▶ TAREAS PENDIENTES
1) Reproduce del texto sobre las hipotecas multidivisa el fragmento que va desde "Ambos expertos defienden" hasta "de una vivienda.", ambos incluidos.
2) Según el texto sobre las hipotecas multidivisa, ¿qué cargo ocupa José Luis Feito?

+++ TEXTO PARA ANALIZAR

Lo mismo opina José Luis Feito, presidente del Instituto de Estudios Económicos (IEE), quien lanza un aviso a las familias que tengan pensado hipotecarse en el futuro: “Lo que no puede pasar es que los hogares pretendan correr menores riesgos y gratis”, afirma.

Ambos expertos defienden que los bancos, especializados en analizar y gestionar el riesgo, son quienes deben asumirlo, y no los consumidores. Para entender su postura, basta recordar una 'mala praxis' muy habitual del sector financiero durante muchos años: trasladar al consumidor parte del riesgo de una hipoteca a cambio de ofrecerle unas condiciones muy ventajosas y aumentar la concesión de préstamos para la compra de una vivienda.

Un buen ejemplo de ello lo encontramos en las hipotecas multidivisas, aquellas que están vinculadas a una moneda extranjera. En esos casos, los bancos trasladaban buena parte del riesgo al cliente, lo que les permitía ofrecer préstamos más baratos”, añade Montalvo.

De hecho, el Tribunal Supremo ha dictado una sentencia esta semana en contra de este tipo de préstamos. El Alto Tribunal ha considerado nulas estas cláusulas cuando el banco no ha proporcionado al cliente la información necesaria para entender los riesgos que entraña y ha asegurado que su reclamación es imprescriptible, lo que significa que todos los afectados por una hipoteca multidivisa que no aparezca de forma transparente en el contrato pueden recurrir, incluso si el préstamo ya ha sido cancelado o ejecutado.

No podemos olvidar que el principal problema que presentan estos préstamos es que dependen de la fluctuación de las divisas, y podría darse el caso de que su cotización en los mercados provocara que su contravalor en euros fuera superior al importe que había solicitado el cliente para adquirir el inmueble. En ese caso, recuerda Carmen Giménez, abogado titular de G&G Abogados, “el deudor se veía obligado a aumentar la garantía del préstamo, reembolsar la diferencia o ampliar la hipoteca. Un riesgo que supone que el prestatario tendría que cubrir económicamente una deuda por un importe que nunca percibió”.

++++++
+++ DATOS DEL EJERCICIO

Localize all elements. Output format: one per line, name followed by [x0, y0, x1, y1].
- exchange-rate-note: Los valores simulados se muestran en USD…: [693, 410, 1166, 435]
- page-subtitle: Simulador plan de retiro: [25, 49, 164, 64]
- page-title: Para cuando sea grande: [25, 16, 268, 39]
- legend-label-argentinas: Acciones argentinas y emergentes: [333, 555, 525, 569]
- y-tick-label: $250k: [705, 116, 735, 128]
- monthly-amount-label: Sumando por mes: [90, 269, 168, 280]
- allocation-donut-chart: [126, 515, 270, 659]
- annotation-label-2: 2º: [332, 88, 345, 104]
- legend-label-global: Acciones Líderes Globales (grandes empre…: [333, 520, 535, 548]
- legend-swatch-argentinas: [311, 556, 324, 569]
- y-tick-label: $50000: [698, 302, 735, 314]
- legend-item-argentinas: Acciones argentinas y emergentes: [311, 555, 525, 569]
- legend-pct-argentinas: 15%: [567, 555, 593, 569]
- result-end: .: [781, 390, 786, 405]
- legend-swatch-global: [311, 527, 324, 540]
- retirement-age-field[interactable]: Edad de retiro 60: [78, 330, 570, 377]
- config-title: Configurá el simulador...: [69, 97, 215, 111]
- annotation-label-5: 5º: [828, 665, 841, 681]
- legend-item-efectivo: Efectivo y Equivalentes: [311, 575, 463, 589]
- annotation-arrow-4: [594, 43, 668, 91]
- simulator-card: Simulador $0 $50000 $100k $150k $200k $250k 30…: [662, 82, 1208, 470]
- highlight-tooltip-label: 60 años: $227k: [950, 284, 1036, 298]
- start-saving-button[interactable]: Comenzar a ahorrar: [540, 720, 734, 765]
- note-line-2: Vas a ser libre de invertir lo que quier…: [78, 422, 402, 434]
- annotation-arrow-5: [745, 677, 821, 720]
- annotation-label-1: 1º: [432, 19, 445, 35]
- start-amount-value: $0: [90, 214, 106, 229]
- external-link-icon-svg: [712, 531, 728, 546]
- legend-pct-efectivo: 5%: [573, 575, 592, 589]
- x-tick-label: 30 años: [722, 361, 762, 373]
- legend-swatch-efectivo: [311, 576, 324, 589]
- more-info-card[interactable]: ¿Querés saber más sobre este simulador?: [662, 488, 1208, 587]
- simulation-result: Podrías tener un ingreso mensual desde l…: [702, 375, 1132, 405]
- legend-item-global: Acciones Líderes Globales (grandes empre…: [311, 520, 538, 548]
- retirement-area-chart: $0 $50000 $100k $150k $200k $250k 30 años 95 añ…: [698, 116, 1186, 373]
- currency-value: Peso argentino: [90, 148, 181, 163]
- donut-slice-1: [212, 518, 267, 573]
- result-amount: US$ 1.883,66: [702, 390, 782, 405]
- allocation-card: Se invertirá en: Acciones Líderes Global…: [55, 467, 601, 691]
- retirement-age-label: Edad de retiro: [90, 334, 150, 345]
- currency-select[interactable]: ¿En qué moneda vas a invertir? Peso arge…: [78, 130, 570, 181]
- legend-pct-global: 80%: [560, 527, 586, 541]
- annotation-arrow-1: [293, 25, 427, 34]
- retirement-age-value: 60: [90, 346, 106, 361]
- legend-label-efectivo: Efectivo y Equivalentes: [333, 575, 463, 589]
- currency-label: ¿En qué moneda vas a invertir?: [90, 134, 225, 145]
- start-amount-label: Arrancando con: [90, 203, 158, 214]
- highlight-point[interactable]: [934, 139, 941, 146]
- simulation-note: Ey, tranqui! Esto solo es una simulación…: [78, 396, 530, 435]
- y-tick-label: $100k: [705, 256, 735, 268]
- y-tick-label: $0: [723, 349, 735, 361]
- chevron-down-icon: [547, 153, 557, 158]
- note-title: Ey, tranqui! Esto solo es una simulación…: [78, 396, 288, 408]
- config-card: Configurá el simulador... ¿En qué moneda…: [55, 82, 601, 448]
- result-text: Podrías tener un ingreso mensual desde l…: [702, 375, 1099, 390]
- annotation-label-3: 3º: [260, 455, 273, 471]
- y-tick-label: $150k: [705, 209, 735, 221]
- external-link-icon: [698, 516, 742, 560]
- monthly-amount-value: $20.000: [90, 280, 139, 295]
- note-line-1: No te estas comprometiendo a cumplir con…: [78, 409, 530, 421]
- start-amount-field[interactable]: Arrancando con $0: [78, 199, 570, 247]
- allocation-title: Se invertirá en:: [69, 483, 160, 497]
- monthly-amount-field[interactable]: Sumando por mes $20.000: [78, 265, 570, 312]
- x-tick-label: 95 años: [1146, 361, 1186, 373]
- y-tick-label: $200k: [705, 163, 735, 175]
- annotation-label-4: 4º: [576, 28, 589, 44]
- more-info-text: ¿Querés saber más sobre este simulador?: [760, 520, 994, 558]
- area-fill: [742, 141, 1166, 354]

++++++

▶ SOLUCIONES
1)
Ambos expertos defienden que los bancos, especializados en analizar y gestionar el riesgo, son quienes deben asumirlo, y no los consumidores. Para entender su postura, basta recordar una 'mala praxis' muy habitual del sector financiero durante muchos años: trasladar al consumidor parte del riesgo de una hipoteca a cambio de ofrecerle unas condiciones muy ventajosas y aumentar la concesión de préstamos para la compra de una vivienda.

2) Es presidente del Instituto de Estudios Económicos (IEE).